Written task -
Filter the data for lines with the word "which", then copy every line so identified.

— start of Records for the task —

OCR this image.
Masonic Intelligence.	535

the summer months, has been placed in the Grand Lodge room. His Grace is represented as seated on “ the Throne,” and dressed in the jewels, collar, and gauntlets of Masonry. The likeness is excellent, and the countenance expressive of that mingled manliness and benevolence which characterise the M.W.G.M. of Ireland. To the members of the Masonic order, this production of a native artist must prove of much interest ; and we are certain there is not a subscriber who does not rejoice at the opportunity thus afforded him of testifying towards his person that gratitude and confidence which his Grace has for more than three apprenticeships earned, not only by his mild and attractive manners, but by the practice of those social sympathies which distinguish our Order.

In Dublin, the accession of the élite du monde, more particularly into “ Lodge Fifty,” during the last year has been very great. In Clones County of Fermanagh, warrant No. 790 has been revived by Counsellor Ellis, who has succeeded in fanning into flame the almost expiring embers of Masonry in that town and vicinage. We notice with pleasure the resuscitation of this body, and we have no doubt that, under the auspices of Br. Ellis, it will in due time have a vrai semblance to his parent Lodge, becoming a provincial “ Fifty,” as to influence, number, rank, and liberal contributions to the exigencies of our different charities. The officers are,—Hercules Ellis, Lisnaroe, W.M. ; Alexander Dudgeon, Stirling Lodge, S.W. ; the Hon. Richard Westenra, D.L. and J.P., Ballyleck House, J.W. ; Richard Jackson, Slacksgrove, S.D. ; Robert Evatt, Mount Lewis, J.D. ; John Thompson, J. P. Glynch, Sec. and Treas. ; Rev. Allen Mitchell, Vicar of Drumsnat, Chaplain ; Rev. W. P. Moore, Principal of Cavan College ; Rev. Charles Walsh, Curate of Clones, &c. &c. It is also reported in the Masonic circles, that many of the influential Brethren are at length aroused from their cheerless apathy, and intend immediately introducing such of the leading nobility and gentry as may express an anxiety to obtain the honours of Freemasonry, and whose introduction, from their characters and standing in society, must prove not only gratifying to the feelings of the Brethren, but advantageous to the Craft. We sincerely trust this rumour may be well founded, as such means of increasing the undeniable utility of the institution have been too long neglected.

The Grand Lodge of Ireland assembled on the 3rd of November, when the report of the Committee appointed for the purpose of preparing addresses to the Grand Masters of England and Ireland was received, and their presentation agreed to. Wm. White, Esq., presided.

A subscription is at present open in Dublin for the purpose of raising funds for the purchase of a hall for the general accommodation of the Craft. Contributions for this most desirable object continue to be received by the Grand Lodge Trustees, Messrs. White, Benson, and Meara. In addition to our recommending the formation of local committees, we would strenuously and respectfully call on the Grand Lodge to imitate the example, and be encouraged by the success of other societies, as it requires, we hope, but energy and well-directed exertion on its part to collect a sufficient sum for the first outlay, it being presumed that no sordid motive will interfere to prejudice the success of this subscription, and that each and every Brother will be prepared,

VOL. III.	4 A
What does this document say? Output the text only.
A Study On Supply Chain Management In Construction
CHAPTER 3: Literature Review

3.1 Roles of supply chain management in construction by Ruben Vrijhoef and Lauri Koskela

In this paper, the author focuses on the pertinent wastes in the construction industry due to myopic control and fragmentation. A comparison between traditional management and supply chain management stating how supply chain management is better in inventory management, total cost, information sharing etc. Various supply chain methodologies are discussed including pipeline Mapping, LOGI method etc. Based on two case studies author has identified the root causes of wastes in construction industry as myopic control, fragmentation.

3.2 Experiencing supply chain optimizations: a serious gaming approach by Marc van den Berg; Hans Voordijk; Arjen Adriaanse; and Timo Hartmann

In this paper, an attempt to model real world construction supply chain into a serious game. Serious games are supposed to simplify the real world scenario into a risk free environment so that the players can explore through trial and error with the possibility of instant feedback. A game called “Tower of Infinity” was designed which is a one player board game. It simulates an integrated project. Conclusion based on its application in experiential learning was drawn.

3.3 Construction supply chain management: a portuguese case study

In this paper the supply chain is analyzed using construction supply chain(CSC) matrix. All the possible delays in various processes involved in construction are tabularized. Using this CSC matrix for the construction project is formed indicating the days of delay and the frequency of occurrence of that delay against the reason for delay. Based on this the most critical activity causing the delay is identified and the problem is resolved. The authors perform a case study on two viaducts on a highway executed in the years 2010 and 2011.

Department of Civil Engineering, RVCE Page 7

— end of Records for the task —

Result for this exercise -
the summer months, has been placed in the Grand Lodge room. His Grace is represented as seated on “ the Throne,” and dressed in the jewels, collar, and gauntlets of Masonry. The likeness is excellent, and the countenance expressive of that mingled manliness and benevolence which characterise the M.W.G.M. of Ireland. To the members of the Masonic order, this production of a native artist must prove of much interest ; and we are certain there is not a subscriber who does not rejoice at the opportunity thus afforded him of testifying towards his person that gratitude and confidence which his Grace has for more than three apprenticeships earned, not only by his mild and attractive manners, but by the practice of those social sympathies which distinguish our Order.
In this paper, an attempt to model real world construction supply chain into a serious game. Serious games are supposed to simplify the real world scenario into a risk free environment so that the players can explore through trial and error with the possibility of instant feedback. A game called “Tower of Infinity” was designed which is a one player board game. It simulates an integrated project. Conclusion based on its application in experiential learning was drawn.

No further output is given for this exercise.